Saved entries:
....

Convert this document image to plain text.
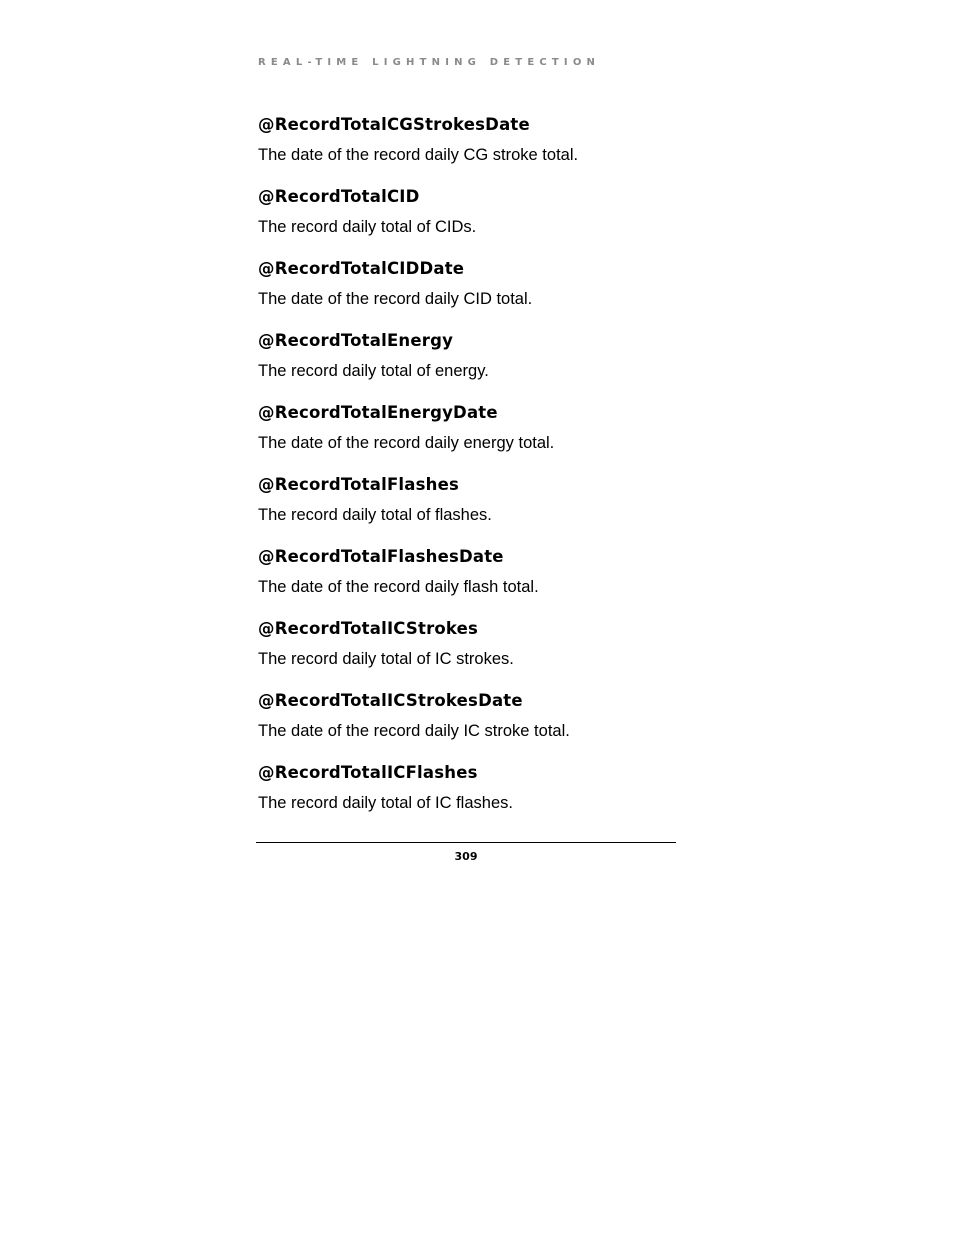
REAL-TIME LIGHTNING DETECTION
@RecordTotalCGStrokesDate
The date of the record daily CG stroke total.
@RecordTotalCID
The record daily total of CIDs.
@RecordTotalCIDDate
The date of the record daily CID total.
@RecordTotalEnergy
The record daily total of energy.
@RecordTotalEnergyDate
The date of the record daily energy total.
@RecordTotalFlashes
The record daily total of flashes.
@RecordTotalFlashesDate
The date of the record daily flash total.
@RecordTotalICStrokes
The record daily total of IC strokes.
@RecordTotalICStrokesDate
The date of the record daily IC stroke total.
@RecordTotalICFlashes
The record daily total of IC flashes.
309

....

- WHAT IS NEEDED: Leave the images out, please, and restate each line word for word.

- RESULT:
Convert this document image to plain text.
REAL-TIME LIGHTNING DETECTION
@RecordTotalCGStrokesDate
The date of the record daily CG stroke total.
@RecordTotalCID
The record daily total of CIDs.
@RecordTotalCIDDate
The date of the record daily CID total.
@RecordTotalEnergy
The record daily total of energy.
@RecordTotalEnergyDate
The date of the record daily energy total.
@RecordTotalFlashes
The record daily total of flashes.
@RecordTotalFlashesDate
The date of the record daily flash total.
@RecordTotalICStrokes
The record daily total of IC strokes.
@RecordTotalICStrokesDate
The date of the record daily IC stroke total.
@RecordTotalICFlashes
The record daily total of IC flashes.
309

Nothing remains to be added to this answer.